--- GOAL ---
Lay out the records below as a Markdown table with one row per line, leaving out blank lines. Use two columns, "Row" for the row number and "Record text" for the line itself.

--- DATA SUPPLIED ---
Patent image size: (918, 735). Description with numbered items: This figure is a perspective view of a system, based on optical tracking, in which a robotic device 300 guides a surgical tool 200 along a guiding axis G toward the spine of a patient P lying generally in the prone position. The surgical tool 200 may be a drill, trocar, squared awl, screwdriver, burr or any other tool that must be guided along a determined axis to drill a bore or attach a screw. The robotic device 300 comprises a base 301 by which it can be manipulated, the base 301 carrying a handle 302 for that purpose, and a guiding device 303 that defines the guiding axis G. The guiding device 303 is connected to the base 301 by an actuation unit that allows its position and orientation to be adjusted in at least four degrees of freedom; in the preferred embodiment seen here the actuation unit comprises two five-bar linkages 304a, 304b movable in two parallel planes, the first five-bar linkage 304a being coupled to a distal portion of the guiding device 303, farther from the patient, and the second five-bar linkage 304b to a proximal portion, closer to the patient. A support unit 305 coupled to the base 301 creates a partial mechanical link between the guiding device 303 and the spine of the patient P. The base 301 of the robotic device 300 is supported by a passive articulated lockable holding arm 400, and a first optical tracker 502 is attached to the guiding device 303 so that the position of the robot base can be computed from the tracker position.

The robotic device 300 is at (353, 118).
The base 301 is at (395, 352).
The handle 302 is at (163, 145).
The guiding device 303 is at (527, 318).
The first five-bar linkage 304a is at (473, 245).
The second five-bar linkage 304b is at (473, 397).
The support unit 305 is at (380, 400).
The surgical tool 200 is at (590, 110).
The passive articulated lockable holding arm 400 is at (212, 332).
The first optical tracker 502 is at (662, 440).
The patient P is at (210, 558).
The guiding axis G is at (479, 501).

--- TASK RESULT ---
| Row | Record text |
|---|---|
| 1 | Patent image size: (918, 735). Description with numbered items: This figure is a perspective view of a system, based on optical tracking, in which a robotic device 300 guides a surgical tool 200 along a guiding axis G toward the spine of a patient P lying generally in the prone position. The surgical tool 200 may be a drill, trocar, squared awl, screwdriver, burr or any other tool that must be guided along a determined axis to drill a bore or attach a screw. The robotic device 300 comprises a base 301 by which it can be manipulated, the base 301 carrying a handle 302 for that purpose, and a guiding device 303 that defines the guiding axis G. The guiding device 303 is connected to the base 301 by an actuation unit that allows its position and orientation to be adjusted in at least four degrees of freedom; in the preferred embodiment seen here the actuation unit comprises two five-bar linkages 304a, 304b movable in two parallel planes, the first five-bar linkage 304a being coupled to a distal portion of the guiding device 303, farther from the patient, and the second five-bar linkage 304b to a proximal portion, closer to the patient. A support unit 305 coupled to the base 301 creates a partial mechanical link between the guiding device 303 and the spine of the patient P. The base 301 of the robotic device 300 is supported by a passive articulated lockable holding arm 400, and a first optical tracker 502 is attached to the guiding device 303 so that the position of the robot base can be computed from the tracker position. |
| 2 | The robotic device 300 is at (353, 118). |
| 3 | The base 301 is at (395, 352). |
| 4 | The handle 302 is at (163, 145). |
| 5 | The guiding device 303 is at (527, 318). |
| 6 | The first five-bar linkage 304a is at (473, 245). |
| 7 | The second five-bar linkage 304b is at (473, 397). |
| 8 | The support unit 305 is at (380, 400). |
| 9 | The surgical tool 200 is at (590, 110). |
| 10 | The passive articulated lockable holding arm 400 is at (212, 332). |
| 11 | The first optical tracker 502 is at (662, 440). |
| 12 | The patient P is at (210, 558). |
| 13 | The guiding axis G is at (479, 501). |